**RECORDS FOR PROCESSING**
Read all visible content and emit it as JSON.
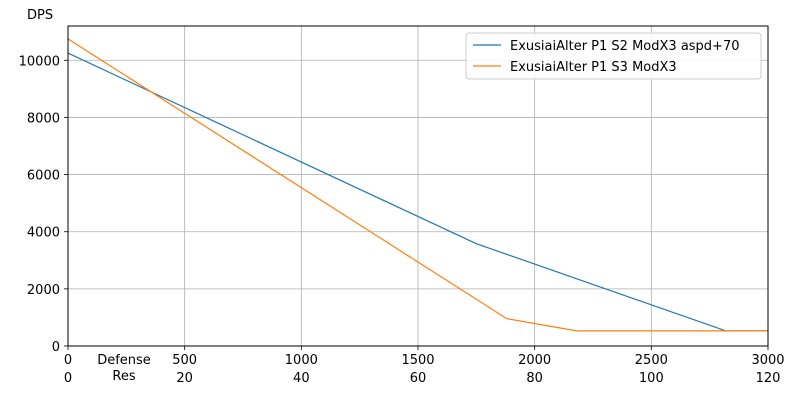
{
  "chart_data": {
    "type": "line",
    "ylabel": "DPS",
    "xlabel_primary": "Defense",
    "xlabel_secondary": "Res",
    "xlim": [
      0,
      3000
    ],
    "ylim": [
      0,
      11200
    ],
    "grid": true,
    "legend_position": "top-right",
    "xticks": [
      0,
      500,
      1000,
      1500,
      2000,
      2500,
      3000
    ],
    "xticks_secondary": [
      "0",
      "20",
      "40",
      "60",
      "80",
      "100",
      "120"
    ],
    "yticks": [
      0,
      2000,
      4000,
      6000,
      8000,
      10000
    ],
    "series": [
      {
        "name": "ExusiaiAlter P1 S2 ModX3 aspd+70",
        "color": "#1f77b4",
        "points": [
          [
            0,
            10250
          ],
          [
            1750,
            3580
          ],
          [
            2820,
            530
          ],
          [
            3000,
            530
          ]
        ]
      },
      {
        "name": "ExusiaiAlter P1 S3 ModX3",
        "color": "#ff7f0e",
        "points": [
          [
            0,
            10750
          ],
          [
            1880,
            960
          ],
          [
            2180,
            530
          ],
          [
            3000,
            530
          ]
        ]
      }
    ]
  }
}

**INSTRUCTIONS FOR THE TASK**
Give the number of lines in the records that contain the string "ExusiaiAlter", and nothing besides.

**WRITTEN ANSWER**
2